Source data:
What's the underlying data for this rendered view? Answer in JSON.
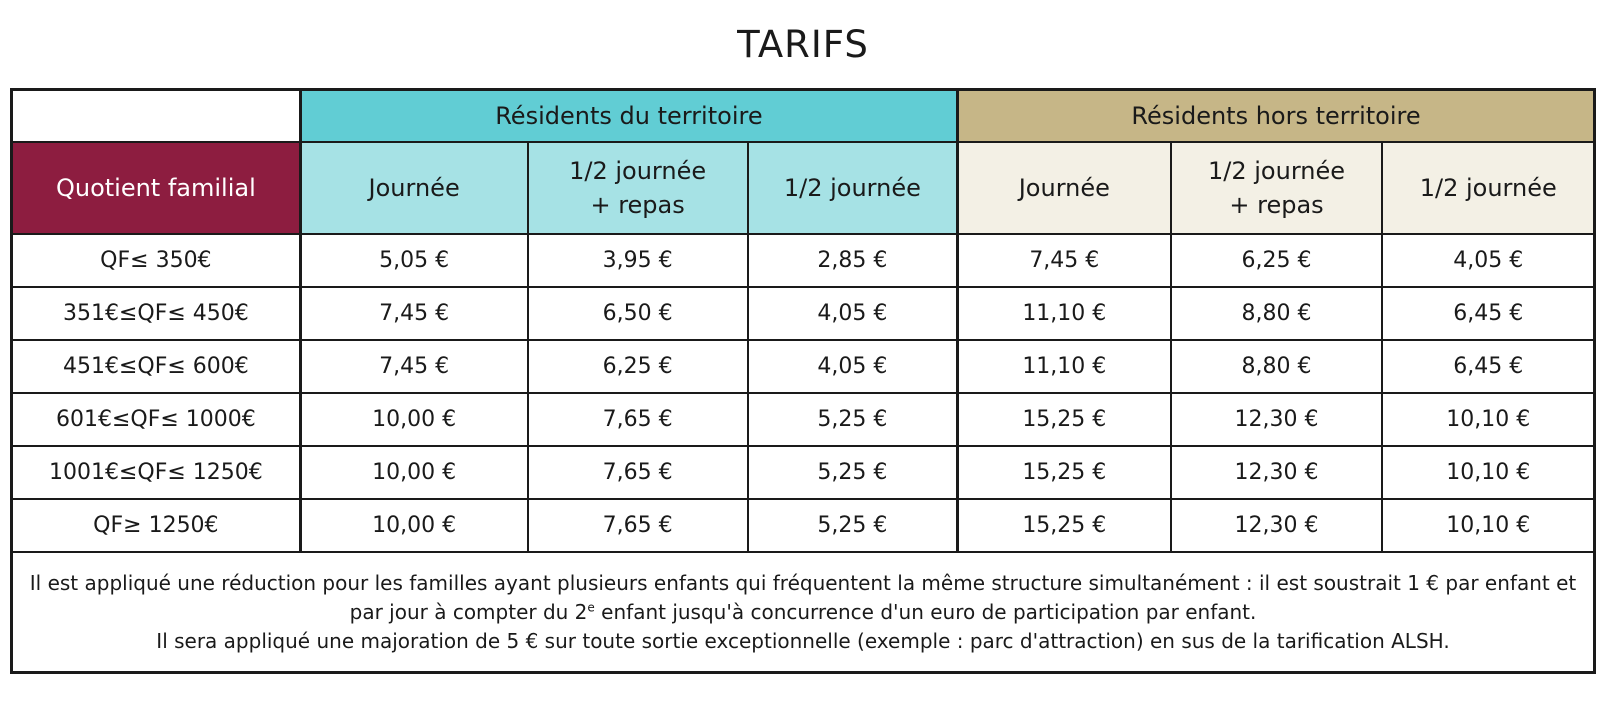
{
  "title": "TARIFS",
  "table": {
    "groups": {
      "resident": "Résidents du territoire",
      "non_resident": "Résidents hors territoire"
    },
    "qf_header": "Quotient familial",
    "subheaders": {
      "day": "Journée",
      "half_meal_line1": "1/2 journée",
      "half_meal_line2": "+ repas",
      "half": "1/2 journée"
    },
    "rows": [
      {
        "qf": "QF≤ 350€",
        "values": [
          "5,05 €",
          "3,95 €",
          "2,85 €",
          "7,45 €",
          "6,25 €",
          "4,05 €"
        ]
      },
      {
        "qf": "351€≤QF≤ 450€",
        "values": [
          "7,45 €",
          "6,50 €",
          "4,05 €",
          "11,10 €",
          "8,80 €",
          "6,45 €"
        ]
      },
      {
        "qf": "451€≤QF≤ 600€",
        "values": [
          "7,45 €",
          "6,25 €",
          "4,05 €",
          "11,10 €",
          "8,80 €",
          "6,45 €"
        ]
      },
      {
        "qf": "601€≤QF≤ 1000€",
        "values": [
          "10,00 €",
          "7,65 €",
          "5,25 €",
          "15,25 €",
          "12,30 €",
          "10,10 €"
        ]
      },
      {
        "qf": "1001€≤QF≤ 1250€",
        "values": [
          "10,00 €",
          "7,65 €",
          "5,25 €",
          "15,25 €",
          "12,30 €",
          "10,10 €"
        ]
      },
      {
        "qf": "QF≥ 1250€",
        "values": [
          "10,00 €",
          "7,65 €",
          "5,25 €",
          "15,25 €",
          "12,30 €",
          "10,10 €"
        ]
      }
    ]
  },
  "notes": {
    "line1_a": "Il est appliqué une réduction pour les familles ayant plusieurs enfants qui fréquentent la même structure simultanément : il est soustrait 1 € par enfant et par jour à compter du 2",
    "line1_sup": "e",
    "line1_b": " enfant jusqu'à concurrence d'un euro de participation par enfant.",
    "line2": "Il sera appliqué une majoration de 5 € sur toute sortie exceptionnelle (exemple : parc d'attraction) en sus de la tarification ALSH."
  }
}
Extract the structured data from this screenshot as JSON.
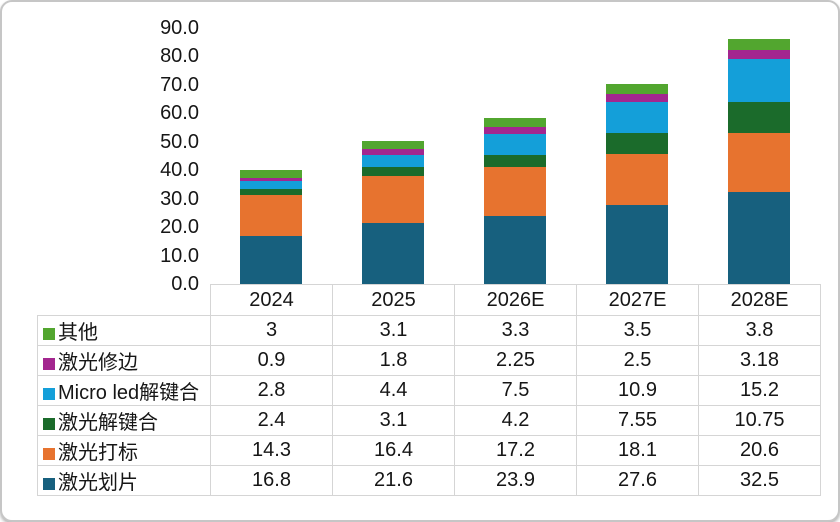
{
  "chart_data": {
    "type": "bar",
    "variant": "stacked-column-with-data-table",
    "title": "",
    "xlabel": "",
    "ylabel": "",
    "grid": false,
    "legend_position": "table-row-headers-left",
    "categories": [
      "2024",
      "2025",
      "2026E",
      "2027E",
      "2028E"
    ],
    "series": [
      {
        "key": "other",
        "name": "其他",
        "color": "#52A62F",
        "values": [
          3,
          3.1,
          3.3,
          3.5,
          3.8
        ]
      },
      {
        "key": "laser-trimming",
        "name": "激光修边",
        "color": "#A3268F",
        "values": [
          0.9,
          1.8,
          2.25,
          2.5,
          3.18
        ]
      },
      {
        "key": "micro-led-debonding",
        "name": "Micro led解键合",
        "color": "#149FD9",
        "values": [
          2.8,
          4.4,
          7.5,
          10.9,
          15.2
        ]
      },
      {
        "key": "laser-debonding",
        "name": "激光解键合",
        "color": "#1B6B2B",
        "values": [
          2.4,
          3.1,
          4.2,
          7.55,
          10.75
        ]
      },
      {
        "key": "laser-marking",
        "name": "激光打标",
        "color": "#E7732F",
        "values": [
          14.3,
          16.4,
          17.2,
          18.1,
          20.6
        ]
      },
      {
        "key": "laser-dicing",
        "name": "激光划片",
        "color": "#17607E",
        "values": [
          16.8,
          21.6,
          23.9,
          27.6,
          32.5
        ]
      }
    ],
    "stack_order_bottom_to_top": [
      "激光划片",
      "激光打标",
      "激光解键合",
      "Micro led解键合",
      "激光修边",
      "其他"
    ],
    "y_axis": {
      "min": 0,
      "max": 90,
      "step": 10,
      "ylim": [
        0,
        90
      ],
      "tick_labels": [
        "0.0",
        "10.0",
        "20.0",
        "30.0",
        "40.0",
        "50.0",
        "60.0",
        "70.0",
        "80.0",
        "90.0"
      ]
    },
    "table": {
      "colors": {
        "border": "#d5d5d5",
        "text": "#161616",
        "background": "#ffffff"
      }
    }
  }
}
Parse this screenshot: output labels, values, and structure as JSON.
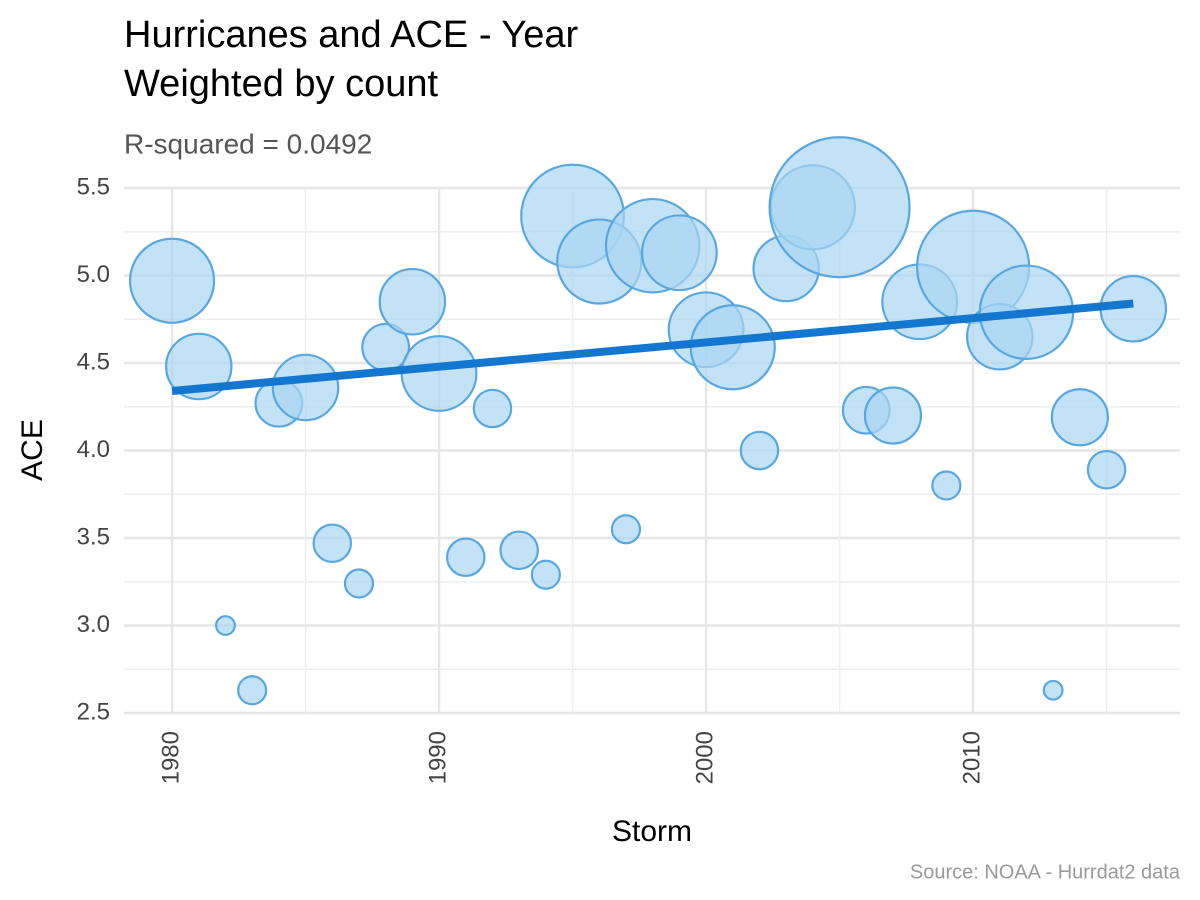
{
  "chart_data": {
    "type": "scatter",
    "title": [
      "Hurricanes and ACE - Year",
      "Weighted by count"
    ],
    "subtitle": "R-squared =  0.0492",
    "caption": "Source: NOAA - Hurrdat2 data",
    "xlabel": "Storm",
    "ylabel": "ACE",
    "x": [
      1980,
      1981,
      1982,
      1983,
      1984,
      1985,
      1986,
      1987,
      1988,
      1989,
      1990,
      1991,
      1992,
      1993,
      1994,
      1995,
      1996,
      1997,
      1998,
      1999,
      2000,
      2001,
      2002,
      2003,
      2004,
      2005,
      2006,
      2007,
      2008,
      2009,
      2010,
      2011,
      2012,
      2013,
      2014,
      2015,
      2016
    ],
    "values": [
      4.97,
      4.48,
      3.0,
      2.63,
      4.27,
      4.36,
      3.47,
      3.24,
      4.59,
      4.85,
      4.44,
      3.39,
      4.24,
      3.43,
      3.29,
      5.34,
      5.08,
      3.55,
      5.17,
      5.13,
      4.69,
      4.59,
      4.0,
      5.04,
      5.39,
      5.39,
      4.23,
      4.2,
      4.85,
      3.8,
      5.05,
      4.65,
      4.79,
      2.63,
      4.19,
      3.89,
      4.81
    ],
    "sizes": [
      9,
      7,
      2,
      3,
      5,
      7,
      4,
      3,
      5,
      7,
      8,
      4,
      4,
      4,
      3,
      11,
      9,
      3,
      10,
      8,
      8,
      9,
      4,
      7,
      9,
      15,
      5,
      6,
      8,
      3,
      12,
      7,
      10,
      2,
      6,
      4,
      7
    ],
    "color": "#a9d5f2",
    "edge_color": "#5aa7df",
    "trend": {
      "x": [
        1980,
        2016
      ],
      "values": [
        4.34,
        4.84
      ],
      "color": "#1477cf"
    },
    "xlim": [
      1978.2,
      2017.75
    ],
    "ylim": [
      2.5,
      5.5
    ],
    "xticks": [
      1980,
      1990,
      2000,
      2010
    ],
    "yticks": [
      {
        "value": 2.5,
        "label": "2.5"
      },
      {
        "value": 3,
        "label": "3.0"
      },
      {
        "value": 3.5,
        "label": "3.5"
      },
      {
        "value": 4,
        "label": "4.0"
      },
      {
        "value": 4.5,
        "label": "4.5"
      },
      {
        "value": 5,
        "label": "5.0"
      },
      {
        "value": 5.5,
        "label": "5.5"
      }
    ],
    "grid": true
  }
}
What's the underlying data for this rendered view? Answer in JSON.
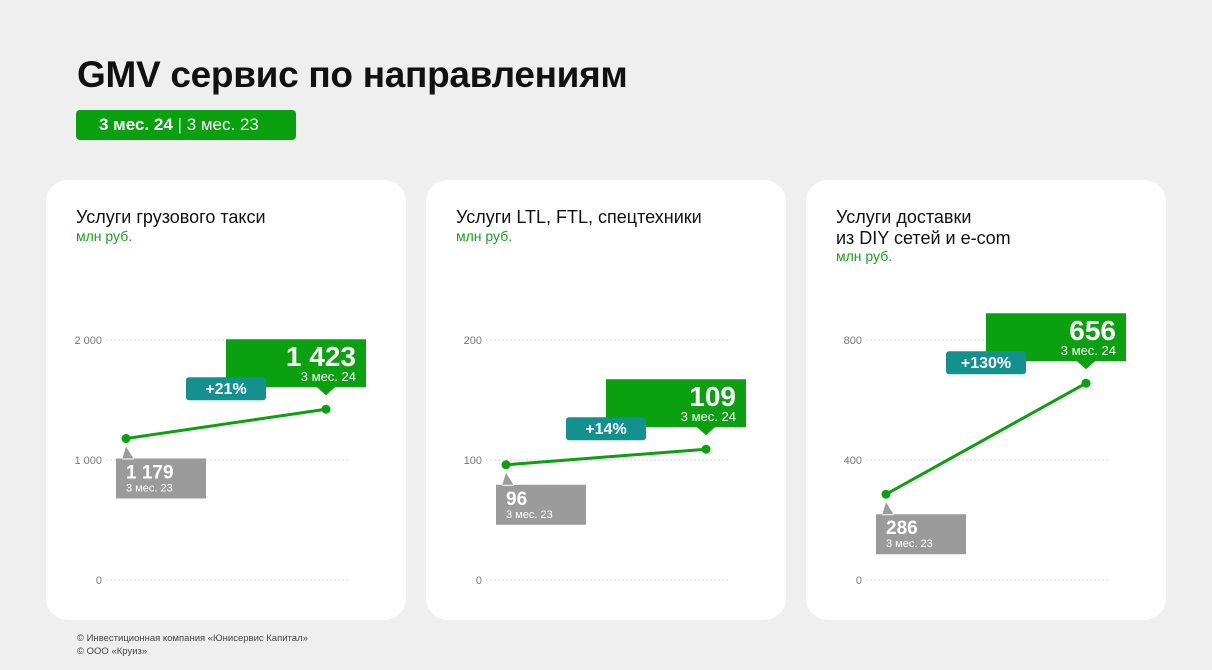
{
  "title": "GMV сервис по направлениям",
  "period": {
    "current": "3 мес. 24",
    "separator": "|",
    "previous": "3 мес. 23"
  },
  "colors": {
    "green": "#0aa00f",
    "teal": "#14908e",
    "grey": "#9b9b9b"
  },
  "chart_data": [
    {
      "type": "line",
      "title": "Услуги грузового такси",
      "unit": "млн руб.",
      "y_ticks": [
        "2 000",
        "1 000",
        "0"
      ],
      "ylim": [
        0,
        2000
      ],
      "previous": {
        "value": 1179,
        "label": "1 179",
        "period": "3 мес. 23"
      },
      "current": {
        "value": 1423,
        "label": "1 423",
        "period": "3 мес. 24"
      },
      "change": "+21%"
    },
    {
      "type": "line",
      "title": "Услуги LTL, FTL, спецтехники",
      "unit": "млн руб.",
      "y_ticks": [
        "200",
        "100",
        "0"
      ],
      "ylim": [
        0,
        200
      ],
      "previous": {
        "value": 96,
        "label": "96",
        "period": "3 мес. 23"
      },
      "current": {
        "value": 109,
        "label": "109",
        "period": "3 мес. 24"
      },
      "change": "+14%"
    },
    {
      "type": "line",
      "title": "Услуги доставки\nиз DIY сетей и e-com",
      "unit": "млн руб.",
      "y_ticks": [
        "800",
        "400",
        "0"
      ],
      "ylim": [
        0,
        800
      ],
      "previous": {
        "value": 286,
        "label": "286",
        "period": "3 мес. 23"
      },
      "current": {
        "value": 656,
        "label": "656",
        "period": "3 мес. 24"
      },
      "change": "+130%"
    }
  ],
  "footer": [
    "© Инвестиционная компания «Юнисервис Капитал»",
    "© ООО «Круиз»"
  ]
}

_Directions for this task_: Copy every line of the listing that contains the word "territoire".

_Response_:
      "resident": "Résidents du territoire",
      "non_resident": "Résidents hors territoire"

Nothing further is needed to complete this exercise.